● **Data in this exercise**:

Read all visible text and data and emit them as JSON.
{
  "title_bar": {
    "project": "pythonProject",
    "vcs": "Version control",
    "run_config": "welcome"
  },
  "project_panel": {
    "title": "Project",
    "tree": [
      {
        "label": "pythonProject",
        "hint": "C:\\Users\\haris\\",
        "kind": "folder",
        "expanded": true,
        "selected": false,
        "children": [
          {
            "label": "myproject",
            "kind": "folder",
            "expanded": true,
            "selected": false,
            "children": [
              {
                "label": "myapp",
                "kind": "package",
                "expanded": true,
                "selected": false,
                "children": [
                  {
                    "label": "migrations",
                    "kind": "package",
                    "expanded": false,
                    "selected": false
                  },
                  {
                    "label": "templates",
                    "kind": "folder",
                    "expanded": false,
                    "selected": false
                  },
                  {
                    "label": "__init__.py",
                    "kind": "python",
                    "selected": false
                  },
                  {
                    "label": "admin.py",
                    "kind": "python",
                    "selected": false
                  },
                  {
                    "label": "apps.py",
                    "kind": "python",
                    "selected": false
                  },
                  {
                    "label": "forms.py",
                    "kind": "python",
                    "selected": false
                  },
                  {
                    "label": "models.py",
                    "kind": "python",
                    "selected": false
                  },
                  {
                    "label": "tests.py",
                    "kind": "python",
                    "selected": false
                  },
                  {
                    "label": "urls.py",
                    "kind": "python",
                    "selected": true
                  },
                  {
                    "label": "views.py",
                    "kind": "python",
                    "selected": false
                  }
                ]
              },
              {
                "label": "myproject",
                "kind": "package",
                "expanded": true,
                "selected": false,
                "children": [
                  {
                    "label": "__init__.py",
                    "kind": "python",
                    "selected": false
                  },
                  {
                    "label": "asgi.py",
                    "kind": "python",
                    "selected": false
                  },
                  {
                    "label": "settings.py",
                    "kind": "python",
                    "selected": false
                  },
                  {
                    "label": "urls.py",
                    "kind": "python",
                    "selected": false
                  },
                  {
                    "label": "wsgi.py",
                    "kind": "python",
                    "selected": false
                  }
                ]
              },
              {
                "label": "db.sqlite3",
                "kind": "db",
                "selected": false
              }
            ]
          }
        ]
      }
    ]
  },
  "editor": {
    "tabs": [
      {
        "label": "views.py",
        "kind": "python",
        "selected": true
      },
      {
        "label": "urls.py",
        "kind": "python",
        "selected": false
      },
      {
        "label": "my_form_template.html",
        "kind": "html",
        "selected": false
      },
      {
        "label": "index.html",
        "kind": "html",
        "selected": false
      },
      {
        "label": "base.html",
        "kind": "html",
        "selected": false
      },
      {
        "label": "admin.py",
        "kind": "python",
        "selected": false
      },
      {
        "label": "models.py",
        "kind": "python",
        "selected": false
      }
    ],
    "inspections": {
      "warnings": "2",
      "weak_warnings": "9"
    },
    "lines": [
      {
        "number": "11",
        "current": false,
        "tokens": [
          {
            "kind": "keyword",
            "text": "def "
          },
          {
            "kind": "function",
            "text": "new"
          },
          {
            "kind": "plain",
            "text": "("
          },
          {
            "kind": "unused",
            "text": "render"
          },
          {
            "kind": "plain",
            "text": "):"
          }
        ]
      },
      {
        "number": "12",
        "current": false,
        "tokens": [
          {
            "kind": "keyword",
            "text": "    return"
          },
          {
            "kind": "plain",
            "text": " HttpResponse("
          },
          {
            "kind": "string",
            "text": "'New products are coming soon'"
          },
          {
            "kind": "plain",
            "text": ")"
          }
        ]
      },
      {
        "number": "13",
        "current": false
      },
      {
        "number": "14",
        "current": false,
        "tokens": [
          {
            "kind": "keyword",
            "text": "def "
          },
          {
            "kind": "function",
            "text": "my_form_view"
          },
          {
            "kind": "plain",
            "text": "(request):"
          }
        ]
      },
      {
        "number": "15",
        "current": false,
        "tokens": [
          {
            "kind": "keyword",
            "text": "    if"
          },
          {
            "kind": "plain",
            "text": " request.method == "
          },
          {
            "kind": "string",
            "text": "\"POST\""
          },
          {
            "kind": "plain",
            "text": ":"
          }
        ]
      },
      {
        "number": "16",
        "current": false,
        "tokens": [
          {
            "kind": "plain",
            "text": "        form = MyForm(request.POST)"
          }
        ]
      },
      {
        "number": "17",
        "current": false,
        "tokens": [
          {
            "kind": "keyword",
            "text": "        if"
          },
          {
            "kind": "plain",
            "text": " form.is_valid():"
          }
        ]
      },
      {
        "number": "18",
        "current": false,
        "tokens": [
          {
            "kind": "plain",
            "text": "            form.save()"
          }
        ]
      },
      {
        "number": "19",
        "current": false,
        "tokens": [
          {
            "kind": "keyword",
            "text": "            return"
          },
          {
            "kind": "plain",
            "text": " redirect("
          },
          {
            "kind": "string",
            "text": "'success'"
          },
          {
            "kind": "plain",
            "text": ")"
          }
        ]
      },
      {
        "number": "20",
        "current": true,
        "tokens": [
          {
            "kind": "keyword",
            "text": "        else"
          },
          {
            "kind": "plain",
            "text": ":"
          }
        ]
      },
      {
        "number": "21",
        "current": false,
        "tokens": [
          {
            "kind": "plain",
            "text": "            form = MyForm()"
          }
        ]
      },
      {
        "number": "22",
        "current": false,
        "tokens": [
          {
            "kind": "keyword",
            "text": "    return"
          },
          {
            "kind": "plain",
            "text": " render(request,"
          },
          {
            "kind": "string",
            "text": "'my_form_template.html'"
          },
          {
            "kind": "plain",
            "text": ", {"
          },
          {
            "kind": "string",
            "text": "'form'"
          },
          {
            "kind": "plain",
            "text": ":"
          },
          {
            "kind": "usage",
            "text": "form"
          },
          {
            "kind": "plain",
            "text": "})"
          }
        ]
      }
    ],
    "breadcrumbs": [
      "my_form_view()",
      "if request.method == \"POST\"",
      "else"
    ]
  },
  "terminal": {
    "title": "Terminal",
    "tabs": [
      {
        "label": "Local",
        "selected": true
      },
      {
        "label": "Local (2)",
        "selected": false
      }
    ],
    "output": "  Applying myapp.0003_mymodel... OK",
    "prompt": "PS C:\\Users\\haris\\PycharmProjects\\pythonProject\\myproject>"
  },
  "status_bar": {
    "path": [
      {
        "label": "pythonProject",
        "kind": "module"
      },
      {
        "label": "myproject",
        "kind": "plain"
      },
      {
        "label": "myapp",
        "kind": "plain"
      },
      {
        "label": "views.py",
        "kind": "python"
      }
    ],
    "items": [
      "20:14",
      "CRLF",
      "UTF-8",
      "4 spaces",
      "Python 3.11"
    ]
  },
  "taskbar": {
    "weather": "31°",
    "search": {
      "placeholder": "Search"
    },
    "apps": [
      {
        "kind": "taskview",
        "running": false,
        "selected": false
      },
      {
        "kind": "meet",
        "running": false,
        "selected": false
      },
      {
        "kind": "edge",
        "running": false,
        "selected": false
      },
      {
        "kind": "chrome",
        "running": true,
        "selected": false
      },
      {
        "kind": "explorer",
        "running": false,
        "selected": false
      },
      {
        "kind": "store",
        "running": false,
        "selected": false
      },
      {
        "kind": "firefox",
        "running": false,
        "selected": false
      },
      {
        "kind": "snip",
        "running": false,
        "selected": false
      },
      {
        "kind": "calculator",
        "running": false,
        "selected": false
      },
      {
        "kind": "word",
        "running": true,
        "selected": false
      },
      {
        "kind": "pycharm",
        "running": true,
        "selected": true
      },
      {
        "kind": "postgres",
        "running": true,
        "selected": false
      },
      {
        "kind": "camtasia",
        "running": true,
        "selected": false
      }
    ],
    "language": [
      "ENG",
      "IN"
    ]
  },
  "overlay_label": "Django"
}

● **What you are asked to do**: Write the listing out again, exactly as shown above.

● **Final answer**:
Read all visible text and data and emit them as JSON.
{
  "title_bar": {
    "project": "pythonProject",
    "vcs": "Version control",
    "run_config": "welcome"
  },
  "project_panel": {
    "title": "Project",
    "tree": [
      {
        "label": "pythonProject",
        "hint": "C:\\Users\\haris\\",
        "kind": "folder",
        "expanded": true,
        "selected": false,
        "children": [
          {
            "label": "myproject",
            "kind": "folder",
            "expanded": true,
            "selected": false,
            "children": [
              {
                "label": "myapp",
                "kind": "package",
                "expanded": true,
                "selected": false,
                "children": [
                  {
                    "label": "migrations",
                    "kind": "package",
                    "expanded": false,
                    "selected": false
                  },
                  {
                    "label": "templates",
                    "kind": "folder",
                    "expanded": false,
                    "selected": false
                  },
                  {
                    "label": "__init__.py",
                    "kind": "python",
                    "selected": false
                  },
                  {
                    "label": "admin.py",
                    "kind": "python",
                    "selected": false
                  },
                  {
                    "label": "apps.py",
                    "kind": "python",
                    "selected": false
                  },
                  {
                    "label": "forms.py",
                    "kind": "python",
                    "selected": false
                  },
                  {
                    "label": "models.py",
                    "kind": "python",
                    "selected": false
                  },
                  {
                    "label": "tests.py",
                    "kind": "python",
                    "selected": false
                  },
                  {
                    "label": "urls.py",
                    "kind": "python",
                    "selected": true
                  },
                  {
                    "label": "views.py",
                    "kind": "python",
                    "selected": false
                  }
                ]
              },
              {
                "label": "myproject",
                "kind": "package",
                "expanded": true,
                "selected": false,
                "children": [
                  {
                    "label": "__init__.py",
                    "kind": "python",
                    "selected": false
                  },
                  {
                    "label": "asgi.py",
                    "kind": "python",
                    "selected": false
                  },
                  {
                    "label": "settings.py",
                    "kind": "python",
                    "selected": false
                  },
                  {
                    "label": "urls.py",
                    "kind": "python",
                    "selected": false
                  },
                  {
                    "label": "wsgi.py",
                    "kind": "python",
                    "selected": false
                  }
                ]
              },
              {
                "label": "db.sqlite3",
                "kind": "db",
                "selected": false
              }
            ]
          }
        ]
      }
    ]
  },
  "editor": {
    "tabs": [
      {
        "label": "views.py",
        "kind": "python",
        "selected": true
      },
      {
        "label": "urls.py",
        "kind": "python",
        "selected": false
      },
      {
        "label": "my_form_template.html",
        "kind": "html",
        "selected": false
      },
      {
        "label": "index.html",
        "kind": "html",
        "selected": false
      },
      {
        "label": "base.html",
        "kind": "html",
        "selected": false
      },
      {
        "label": "admin.py",
        "kind": "python",
        "selected": false
      },
      {
        "label": "models.py",
        "kind": "python",
        "selected": false
      }
    ],
    "inspections": {
      "warnings": "2",
      "weak_warnings": "9"
    },
    "lines": [
      {
        "number": "11",
        "current": false,
        "tokens": [
          {
            "kind": "keyword",
            "text": "def "
          },
          {
            "kind": "function",
            "text": "new"
          },
          {
            "kind": "plain",
            "text": "("
          },
          {
            "kind": "unused",
            "text": "render"
          },
          {
            "kind": "plain",
            "text": "):"
          }
        ]
      },
      {
        "number": "12",
        "current": false,
        "tokens": [
          {
            "kind": "keyword",
            "text": "    return"
          },
          {
            "kind": "plain",
            "text": " HttpResponse("
          },
          {
            "kind": "string",
            "text": "'New products are coming soon'"
          },
          {
            "kind": "plain",
            "text": ")"
          }
        ]
      },
      {
        "number": "13",
        "current": false
      },
      {
        "number": "14",
        "current": false,
        "tokens": [
          {
            "kind": "keyword",
            "text": "def "
          },
          {
            "kind": "function",
            "text": "my_form_view"
          },
          {
            "kind": "plain",
            "text": "(request):"
          }
        ]
      },
      {
        "number": "15",
        "current": false,
        "tokens": [
          {
            "kind": "keyword",
            "text": "    if"
          },
          {
            "kind": "plain",
            "text": " request.method == "
          },
          {
            "kind": "string",
            "text": "\"POST\""
          },
          {
            "kind": "plain",
            "text": ":"
          }
        ]
      },
      {
        "number": "16",
        "current": false,
        "tokens": [
          {
            "kind": "plain",
            "text": "        form = MyForm(request.POST)"
          }
        ]
      },
      {
        "number": "17",
        "current": false,
        "tokens": [
          {
            "kind": "keyword",
            "text": "        if"
          },
          {
            "kind": "plain",
            "text": " form.is_valid():"
          }
        ]
      },
      {
        "number": "18",
        "current": false,
        "tokens": [
          {
            "kind": "plain",
            "text": "            form.save()"
          }
        ]
      },
      {
        "number": "19",
        "current": false,
        "tokens": [
          {
            "kind": "keyword",
            "text": "            return"
          },
          {
            "kind": "plain",
            "text": " redirect("
          },
          {
            "kind": "string",
            "text": "'success'"
          },
          {
            "kind": "plain",
            "text": ")"
          }
        ]
      },
      {
        "number": "20",
        "current": true,
        "tokens": [
          {
            "kind": "keyword",
            "text": "        else"
          },
          {
            "kind": "plain",
            "text": ":"
          }
        ]
      },
      {
        "number": "21",
        "current": false,
        "tokens": [
          {
            "kind": "plain",
            "text": "            form = MyForm()"
          }
        ]
      },
      {
        "number": "22",
        "current": false,
        "tokens": [
          {
            "kind": "keyword",
            "text": "    return"
          },
          {
            "kind": "plain",
            "text": " render(request,"
          },
          {
            "kind": "string",
            "text": "'my_form_template.html'"
          },
          {
            "kind": "plain",
            "text": ", {"
          },
          {
            "kind": "string",
            "text": "'form'"
          },
          {
            "kind": "plain",
            "text": ":"
          },
          {
            "kind": "usage",
            "text": "form"
          },
          {
            "kind": "plain",
            "text": "})"
          }
        ]
      }
    ],
    "breadcrumbs": [
      "my_form_view()",
      "if request.method == \"POST\"",
      "else"
    ]
  },
  "terminal": {
    "title": "Terminal",
    "tabs": [
      {
        "label": "Local",
        "selected": true
      },
      {
        "label": "Local (2)",
        "selected": false
      }
    ],
    "output": "  Applying myapp.0003_mymodel... OK",
    "prompt": "PS C:\\Users\\haris\\PycharmProjects\\pythonProject\\myproject>"
  },
  "status_bar": {
    "path": [
      {
        "label": "pythonProject",
        "kind": "module"
      },
      {
        "label": "myproject",
        "kind": "plain"
      },
      {
        "label": "myapp",
        "kind": "plain"
      },
      {
        "label": "views.py",
        "kind": "python"
      }
    ],
    "items": [
      "20:14",
      "CRLF",
      "UTF-8",
      "4 spaces",
      "Python 3.11"
    ]
  },
  "taskbar": {
    "weather": "31°",
    "search": {
      "placeholder": "Search"
    },
    "apps": [
      {
        "kind": "taskview",
        "running": false,
        "selected": false
      },
      {
        "kind": "meet",
        "running": false,
        "selected": false
      },
      {
        "kind": "edge",
        "running": false,
        "selected": false
      },
      {
        "kind": "chrome",
        "running": true,
        "selected": false
      },
      {
        "kind": "explorer",
        "running": false,
        "selected": false
      },
      {
        "kind": "store",
        "running": false,
        "selected": false
      },
      {
        "kind": "firefox",
        "running": false,
        "selected": false
      },
      {
        "kind": "snip",
        "running": false,
        "selected": false
      },
      {
        "kind": "calculator",
        "running": false,
        "selected": false
      },
      {
        "kind": "word",
        "running": true,
        "selected": false
      },
      {
        "kind": "pycharm",
        "running": true,
        "selected": true
      },
      {
        "kind": "postgres",
        "running": true,
        "selected": false
      },
      {
        "kind": "camtasia",
        "running": true,
        "selected": false
      }
    ],
    "language": [
      "ENG",
      "IN"
    ]
  },
  "overlay_label": "Django"
}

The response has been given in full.